Start

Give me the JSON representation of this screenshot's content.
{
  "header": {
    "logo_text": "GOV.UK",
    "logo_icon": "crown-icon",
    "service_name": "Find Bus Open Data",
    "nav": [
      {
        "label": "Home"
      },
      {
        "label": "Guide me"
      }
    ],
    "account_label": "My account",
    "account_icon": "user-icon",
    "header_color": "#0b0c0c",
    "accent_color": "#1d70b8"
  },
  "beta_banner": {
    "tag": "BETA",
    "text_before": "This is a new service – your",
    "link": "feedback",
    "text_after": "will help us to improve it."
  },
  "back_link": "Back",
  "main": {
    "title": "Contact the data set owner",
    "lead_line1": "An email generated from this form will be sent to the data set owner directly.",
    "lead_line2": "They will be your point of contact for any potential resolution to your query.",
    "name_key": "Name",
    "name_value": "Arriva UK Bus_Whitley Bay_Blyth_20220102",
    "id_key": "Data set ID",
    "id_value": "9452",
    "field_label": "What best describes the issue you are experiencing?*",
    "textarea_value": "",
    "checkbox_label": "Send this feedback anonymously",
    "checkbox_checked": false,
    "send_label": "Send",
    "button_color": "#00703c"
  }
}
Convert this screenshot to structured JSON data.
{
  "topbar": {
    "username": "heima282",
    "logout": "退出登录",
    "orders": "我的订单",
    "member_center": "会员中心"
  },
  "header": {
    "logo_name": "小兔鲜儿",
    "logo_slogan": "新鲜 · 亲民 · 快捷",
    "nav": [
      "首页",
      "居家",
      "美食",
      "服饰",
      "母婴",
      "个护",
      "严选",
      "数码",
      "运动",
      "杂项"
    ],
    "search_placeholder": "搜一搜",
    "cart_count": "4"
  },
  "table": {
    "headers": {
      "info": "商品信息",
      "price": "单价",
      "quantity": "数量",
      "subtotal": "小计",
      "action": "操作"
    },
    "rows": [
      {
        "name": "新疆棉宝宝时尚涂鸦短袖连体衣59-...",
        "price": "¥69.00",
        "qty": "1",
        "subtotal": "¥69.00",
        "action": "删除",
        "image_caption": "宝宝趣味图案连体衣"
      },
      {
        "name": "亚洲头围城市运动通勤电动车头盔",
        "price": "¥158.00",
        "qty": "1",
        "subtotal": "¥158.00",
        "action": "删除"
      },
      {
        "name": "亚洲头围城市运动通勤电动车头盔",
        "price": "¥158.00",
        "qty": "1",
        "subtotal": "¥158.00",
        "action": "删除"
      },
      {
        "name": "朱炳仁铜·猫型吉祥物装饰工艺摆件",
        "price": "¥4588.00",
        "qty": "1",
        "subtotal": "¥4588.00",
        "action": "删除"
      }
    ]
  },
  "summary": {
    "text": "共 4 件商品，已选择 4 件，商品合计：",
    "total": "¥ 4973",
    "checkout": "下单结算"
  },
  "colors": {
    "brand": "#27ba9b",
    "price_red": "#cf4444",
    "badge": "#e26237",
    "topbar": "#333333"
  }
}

End

_Task requirements_
Each line containing the word "owner" counts once; say how many such lines there are, giving only the number.

_Solution to the exercise_
2